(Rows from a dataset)

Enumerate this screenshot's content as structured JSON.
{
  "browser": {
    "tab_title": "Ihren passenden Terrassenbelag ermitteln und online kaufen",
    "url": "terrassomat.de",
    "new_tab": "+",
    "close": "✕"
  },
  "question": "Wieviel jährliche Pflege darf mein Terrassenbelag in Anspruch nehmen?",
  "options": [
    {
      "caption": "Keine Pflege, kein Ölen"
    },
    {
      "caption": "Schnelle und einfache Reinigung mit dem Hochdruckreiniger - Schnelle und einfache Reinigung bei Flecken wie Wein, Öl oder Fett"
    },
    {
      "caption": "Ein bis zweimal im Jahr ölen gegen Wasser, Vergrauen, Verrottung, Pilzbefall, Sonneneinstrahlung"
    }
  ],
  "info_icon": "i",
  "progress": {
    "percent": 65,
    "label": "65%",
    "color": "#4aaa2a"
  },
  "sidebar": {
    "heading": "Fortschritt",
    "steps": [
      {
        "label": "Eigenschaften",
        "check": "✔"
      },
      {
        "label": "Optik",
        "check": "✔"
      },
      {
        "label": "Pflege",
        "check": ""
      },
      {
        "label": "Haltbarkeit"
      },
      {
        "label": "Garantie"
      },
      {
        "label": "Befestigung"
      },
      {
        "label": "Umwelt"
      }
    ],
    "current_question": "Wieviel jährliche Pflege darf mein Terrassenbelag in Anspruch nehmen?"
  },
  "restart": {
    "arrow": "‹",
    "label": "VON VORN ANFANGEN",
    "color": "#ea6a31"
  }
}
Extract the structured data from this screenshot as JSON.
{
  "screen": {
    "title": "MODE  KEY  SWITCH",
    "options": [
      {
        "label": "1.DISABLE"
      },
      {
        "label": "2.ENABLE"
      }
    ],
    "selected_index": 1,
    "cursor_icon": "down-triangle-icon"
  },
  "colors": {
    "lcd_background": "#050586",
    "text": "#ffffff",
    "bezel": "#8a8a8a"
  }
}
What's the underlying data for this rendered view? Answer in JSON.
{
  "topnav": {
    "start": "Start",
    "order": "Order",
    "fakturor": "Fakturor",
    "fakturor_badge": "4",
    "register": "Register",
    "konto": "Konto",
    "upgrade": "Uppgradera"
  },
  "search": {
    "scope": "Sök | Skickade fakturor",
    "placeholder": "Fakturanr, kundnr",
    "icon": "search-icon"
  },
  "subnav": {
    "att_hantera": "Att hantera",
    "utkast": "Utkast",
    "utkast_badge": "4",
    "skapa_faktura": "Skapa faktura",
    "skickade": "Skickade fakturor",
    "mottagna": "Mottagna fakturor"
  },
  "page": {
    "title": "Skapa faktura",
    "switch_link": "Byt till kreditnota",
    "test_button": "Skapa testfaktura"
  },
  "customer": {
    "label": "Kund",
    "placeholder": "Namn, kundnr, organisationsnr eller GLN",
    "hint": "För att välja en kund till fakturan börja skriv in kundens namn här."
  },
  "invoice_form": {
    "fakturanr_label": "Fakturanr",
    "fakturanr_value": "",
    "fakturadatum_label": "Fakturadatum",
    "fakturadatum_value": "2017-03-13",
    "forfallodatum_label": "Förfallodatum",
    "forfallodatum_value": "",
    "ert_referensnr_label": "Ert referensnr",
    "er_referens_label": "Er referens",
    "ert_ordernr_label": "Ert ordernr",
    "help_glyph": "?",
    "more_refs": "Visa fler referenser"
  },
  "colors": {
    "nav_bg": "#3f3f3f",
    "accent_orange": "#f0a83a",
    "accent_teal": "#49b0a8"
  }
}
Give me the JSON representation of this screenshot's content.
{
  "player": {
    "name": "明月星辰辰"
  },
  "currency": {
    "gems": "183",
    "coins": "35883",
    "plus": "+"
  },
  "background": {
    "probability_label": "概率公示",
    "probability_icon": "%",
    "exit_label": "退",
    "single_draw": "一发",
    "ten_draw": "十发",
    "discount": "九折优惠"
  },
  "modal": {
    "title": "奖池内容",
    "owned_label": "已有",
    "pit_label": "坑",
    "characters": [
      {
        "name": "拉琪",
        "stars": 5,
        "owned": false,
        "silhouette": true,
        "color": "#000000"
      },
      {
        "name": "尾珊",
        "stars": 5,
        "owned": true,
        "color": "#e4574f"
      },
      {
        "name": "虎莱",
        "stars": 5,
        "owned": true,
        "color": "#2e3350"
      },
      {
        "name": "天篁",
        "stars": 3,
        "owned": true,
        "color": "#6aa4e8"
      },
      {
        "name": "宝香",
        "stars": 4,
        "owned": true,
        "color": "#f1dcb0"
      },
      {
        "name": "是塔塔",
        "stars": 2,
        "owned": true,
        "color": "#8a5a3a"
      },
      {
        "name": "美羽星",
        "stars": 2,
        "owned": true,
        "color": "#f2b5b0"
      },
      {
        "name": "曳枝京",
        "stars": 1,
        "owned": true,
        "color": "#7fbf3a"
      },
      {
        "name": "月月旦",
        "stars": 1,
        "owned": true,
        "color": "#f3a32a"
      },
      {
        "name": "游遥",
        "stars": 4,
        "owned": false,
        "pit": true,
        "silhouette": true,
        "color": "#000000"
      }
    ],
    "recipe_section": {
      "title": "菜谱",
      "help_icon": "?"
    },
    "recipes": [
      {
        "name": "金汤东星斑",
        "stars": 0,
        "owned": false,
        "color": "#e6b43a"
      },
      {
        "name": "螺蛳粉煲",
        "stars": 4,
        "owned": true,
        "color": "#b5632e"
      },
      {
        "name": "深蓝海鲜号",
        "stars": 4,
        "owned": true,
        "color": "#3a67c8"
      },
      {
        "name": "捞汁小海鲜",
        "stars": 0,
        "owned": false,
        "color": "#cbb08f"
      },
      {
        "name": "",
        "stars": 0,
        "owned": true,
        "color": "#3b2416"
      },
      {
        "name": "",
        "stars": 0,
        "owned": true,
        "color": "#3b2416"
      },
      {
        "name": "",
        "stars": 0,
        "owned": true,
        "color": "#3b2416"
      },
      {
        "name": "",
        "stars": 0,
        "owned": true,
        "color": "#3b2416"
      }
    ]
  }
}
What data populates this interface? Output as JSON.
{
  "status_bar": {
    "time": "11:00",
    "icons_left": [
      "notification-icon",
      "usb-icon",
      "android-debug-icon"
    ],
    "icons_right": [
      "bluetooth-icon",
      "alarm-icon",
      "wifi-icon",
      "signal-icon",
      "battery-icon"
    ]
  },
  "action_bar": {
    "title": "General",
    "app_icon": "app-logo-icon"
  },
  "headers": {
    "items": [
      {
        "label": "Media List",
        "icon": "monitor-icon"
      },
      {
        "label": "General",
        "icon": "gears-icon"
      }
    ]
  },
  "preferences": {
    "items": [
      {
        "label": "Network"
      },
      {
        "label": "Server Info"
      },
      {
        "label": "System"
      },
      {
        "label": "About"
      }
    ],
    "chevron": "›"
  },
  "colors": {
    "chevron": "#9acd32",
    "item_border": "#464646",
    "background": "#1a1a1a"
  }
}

- **Written request**
Check every line of the data above for the string "jährliche", and copy those that have it.

- **Correct answer**
  "question": "Wieviel jährliche Pflege darf mein Terrassenbelag in Anspruch nehmen?",
    "current_question": "Wieviel jährliche Pflege darf mein Terrassenbelag in Anspruch nehmen?"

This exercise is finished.